◆ **REQUIREMENTS**:
Type the records out again in full, exactly.

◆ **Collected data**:
════════
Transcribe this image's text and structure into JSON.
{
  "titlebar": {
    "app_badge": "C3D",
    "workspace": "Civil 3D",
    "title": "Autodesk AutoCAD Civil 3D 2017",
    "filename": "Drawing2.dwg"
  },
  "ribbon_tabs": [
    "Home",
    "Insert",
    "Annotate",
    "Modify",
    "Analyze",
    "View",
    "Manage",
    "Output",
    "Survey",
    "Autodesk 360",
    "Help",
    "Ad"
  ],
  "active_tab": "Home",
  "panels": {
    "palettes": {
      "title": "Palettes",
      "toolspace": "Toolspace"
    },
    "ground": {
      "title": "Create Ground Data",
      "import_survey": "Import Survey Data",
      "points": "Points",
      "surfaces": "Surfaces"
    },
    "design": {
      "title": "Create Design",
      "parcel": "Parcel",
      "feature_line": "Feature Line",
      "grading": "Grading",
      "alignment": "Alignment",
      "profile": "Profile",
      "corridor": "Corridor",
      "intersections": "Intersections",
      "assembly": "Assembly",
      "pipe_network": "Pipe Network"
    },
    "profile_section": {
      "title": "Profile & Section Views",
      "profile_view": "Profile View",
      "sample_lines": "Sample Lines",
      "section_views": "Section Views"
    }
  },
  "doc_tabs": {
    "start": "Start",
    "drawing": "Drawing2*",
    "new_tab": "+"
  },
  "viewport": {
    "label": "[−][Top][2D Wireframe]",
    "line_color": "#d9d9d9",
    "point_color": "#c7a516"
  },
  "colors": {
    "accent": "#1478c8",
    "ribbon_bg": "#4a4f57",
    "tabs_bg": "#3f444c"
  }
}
════════
◆ **ANSWER IN FULL**:
Transcribe this image's text and structure into JSON.
{
  "titlebar": {
    "app_badge": "C3D",
    "workspace": "Civil 3D",
    "title": "Autodesk AutoCAD Civil 3D 2017",
    "filename": "Drawing2.dwg"
  },
  "ribbon_tabs": [
    "Home",
    "Insert",
    "Annotate",
    "Modify",
    "Analyze",
    "View",
    "Manage",
    "Output",
    "Survey",
    "Autodesk 360",
    "Help",
    "Ad"
  ],
  "active_tab": "Home",
  "panels": {
    "palettes": {
      "title": "Palettes",
      "toolspace": "Toolspace"
    },
    "ground": {
      "title": "Create Ground Data",
      "import_survey": "Import Survey Data",
      "points": "Points",
      "surfaces": "Surfaces"
    },
    "design": {
      "title": "Create Design",
      "parcel": "Parcel",
      "feature_line": "Feature Line",
      "grading": "Grading",
      "alignment": "Alignment",
      "profile": "Profile",
      "corridor": "Corridor",
      "intersections": "Intersections",
      "assembly": "Assembly",
      "pipe_network": "Pipe Network"
    },
    "profile_section": {
      "title": "Profile & Section Views",
      "profile_view": "Profile View",
      "sample_lines": "Sample Lines",
      "section_views": "Section Views"
    }
  },
  "doc_tabs": {
    "start": "Start",
    "drawing": "Drawing2*",
    "new_tab": "+"
  },
  "viewport": {
    "label": "[−][Top][2D Wireframe]",
    "line_color": "#d9d9d9",
    "point_color": "#c7a516"
  },
  "colors": {
    "accent": "#1478c8",
    "ribbon_bg": "#4a4f57",
    "tabs_bg": "#3f444c"
  }
}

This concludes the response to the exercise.